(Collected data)
╔══

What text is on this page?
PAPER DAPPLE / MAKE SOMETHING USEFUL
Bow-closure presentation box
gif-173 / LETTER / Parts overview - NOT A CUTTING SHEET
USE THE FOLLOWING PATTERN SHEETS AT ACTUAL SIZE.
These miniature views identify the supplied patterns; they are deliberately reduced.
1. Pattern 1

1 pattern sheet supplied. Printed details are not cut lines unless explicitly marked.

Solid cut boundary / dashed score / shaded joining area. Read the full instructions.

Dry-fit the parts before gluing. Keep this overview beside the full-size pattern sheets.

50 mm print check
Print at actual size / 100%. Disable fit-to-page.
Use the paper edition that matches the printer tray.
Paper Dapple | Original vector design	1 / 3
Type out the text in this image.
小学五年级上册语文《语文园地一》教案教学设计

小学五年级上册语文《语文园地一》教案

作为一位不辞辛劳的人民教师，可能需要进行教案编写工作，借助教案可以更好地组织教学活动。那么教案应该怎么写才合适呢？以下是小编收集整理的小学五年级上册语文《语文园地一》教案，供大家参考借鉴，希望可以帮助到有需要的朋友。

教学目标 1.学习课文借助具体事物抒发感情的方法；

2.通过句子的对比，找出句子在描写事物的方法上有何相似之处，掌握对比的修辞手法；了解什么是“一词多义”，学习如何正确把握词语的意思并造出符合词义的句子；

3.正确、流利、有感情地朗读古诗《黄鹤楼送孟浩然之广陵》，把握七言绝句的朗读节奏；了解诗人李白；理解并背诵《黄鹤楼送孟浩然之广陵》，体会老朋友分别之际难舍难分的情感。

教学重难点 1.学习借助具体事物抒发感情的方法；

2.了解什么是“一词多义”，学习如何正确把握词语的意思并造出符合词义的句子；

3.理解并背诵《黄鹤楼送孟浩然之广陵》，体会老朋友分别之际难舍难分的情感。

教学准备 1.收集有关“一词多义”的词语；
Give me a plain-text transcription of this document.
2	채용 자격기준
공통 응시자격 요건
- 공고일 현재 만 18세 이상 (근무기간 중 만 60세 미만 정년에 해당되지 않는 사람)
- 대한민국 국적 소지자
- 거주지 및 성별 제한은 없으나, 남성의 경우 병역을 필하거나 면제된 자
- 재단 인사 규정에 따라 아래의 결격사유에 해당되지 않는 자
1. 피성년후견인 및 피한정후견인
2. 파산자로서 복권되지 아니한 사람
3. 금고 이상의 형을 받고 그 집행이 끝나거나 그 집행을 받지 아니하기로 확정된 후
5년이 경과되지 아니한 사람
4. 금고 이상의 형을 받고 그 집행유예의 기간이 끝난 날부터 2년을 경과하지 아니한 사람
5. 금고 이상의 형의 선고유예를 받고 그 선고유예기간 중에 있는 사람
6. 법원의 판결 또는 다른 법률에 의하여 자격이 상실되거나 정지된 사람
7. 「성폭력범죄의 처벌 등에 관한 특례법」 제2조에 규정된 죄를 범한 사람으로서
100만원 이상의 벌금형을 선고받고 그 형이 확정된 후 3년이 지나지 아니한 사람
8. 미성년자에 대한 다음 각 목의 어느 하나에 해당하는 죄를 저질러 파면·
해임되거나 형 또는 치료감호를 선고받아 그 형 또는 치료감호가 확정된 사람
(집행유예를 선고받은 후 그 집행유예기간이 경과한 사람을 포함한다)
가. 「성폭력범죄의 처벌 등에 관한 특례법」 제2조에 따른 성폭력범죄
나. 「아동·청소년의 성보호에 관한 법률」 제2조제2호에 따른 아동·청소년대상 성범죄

╚══

The problem :: Within the material above, find the lines that contain the word "黄鹤楼送孟浩然之广陵"; copy them.

Complete output ::
3.正确、流利、有感情地朗读古诗《黄鹤楼送孟浩然之广陵》，把握七言绝句的朗读节奏；了解诗人李白；理解并背诵《黄鹤楼送孟浩然之广陵》，体会老朋友分别之际难舍难分的情感。
3.理解并背诵《黄鹤楼送孟浩然之广陵》，体会老朋友分别之际难舍难分的情感。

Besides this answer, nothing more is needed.